Raw data:
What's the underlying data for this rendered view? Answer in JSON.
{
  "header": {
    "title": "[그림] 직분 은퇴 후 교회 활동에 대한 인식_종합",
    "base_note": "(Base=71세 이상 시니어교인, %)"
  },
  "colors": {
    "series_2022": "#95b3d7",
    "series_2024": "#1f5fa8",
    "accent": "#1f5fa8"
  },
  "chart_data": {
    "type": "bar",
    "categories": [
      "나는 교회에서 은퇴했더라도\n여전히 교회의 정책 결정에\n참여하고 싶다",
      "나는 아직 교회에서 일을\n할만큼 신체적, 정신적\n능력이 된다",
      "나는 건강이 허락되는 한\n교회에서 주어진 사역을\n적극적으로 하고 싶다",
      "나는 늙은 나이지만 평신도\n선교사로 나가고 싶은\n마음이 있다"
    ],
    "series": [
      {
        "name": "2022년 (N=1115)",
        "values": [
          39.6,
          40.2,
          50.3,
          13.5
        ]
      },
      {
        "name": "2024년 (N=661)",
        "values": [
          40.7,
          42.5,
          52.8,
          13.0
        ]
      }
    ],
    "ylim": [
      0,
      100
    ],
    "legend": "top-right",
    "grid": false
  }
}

Exercise task: All of the data shown above must be copied exactly.

Result of the task:
What's the underlying data for this rendered view? Answer in JSON.
{
  "header": {
    "title": "[그림] 직분 은퇴 후 교회 활동에 대한 인식_종합",
    "base_note": "(Base=71세 이상 시니어교인, %)"
  },
  "colors": {
    "series_2022": "#95b3d7",
    "series_2024": "#1f5fa8",
    "accent": "#1f5fa8"
  },
  "chart_data": {
    "type": "bar",
    "categories": [
      "나는 교회에서 은퇴했더라도\n여전히 교회의 정책 결정에\n참여하고 싶다",
      "나는 아직 교회에서 일을\n할만큼 신체적, 정신적\n능력이 된다",
      "나는 건강이 허락되는 한\n교회에서 주어진 사역을\n적극적으로 하고 싶다",
      "나는 늙은 나이지만 평신도\n선교사로 나가고 싶은\n마음이 있다"
    ],
    "series": [
      {
        "name": "2022년 (N=1115)",
        "values": [
          39.6,
          40.2,
          50.3,
          13.5
        ]
      },
      {
        "name": "2024년 (N=661)",
        "values": [
          40.7,
          42.5,
          52.8,
          13.0
        ]
      }
    ],
    "ylim": [
      0,
      100
    ],
    "legend": "top-right",
    "grid": false
  }
}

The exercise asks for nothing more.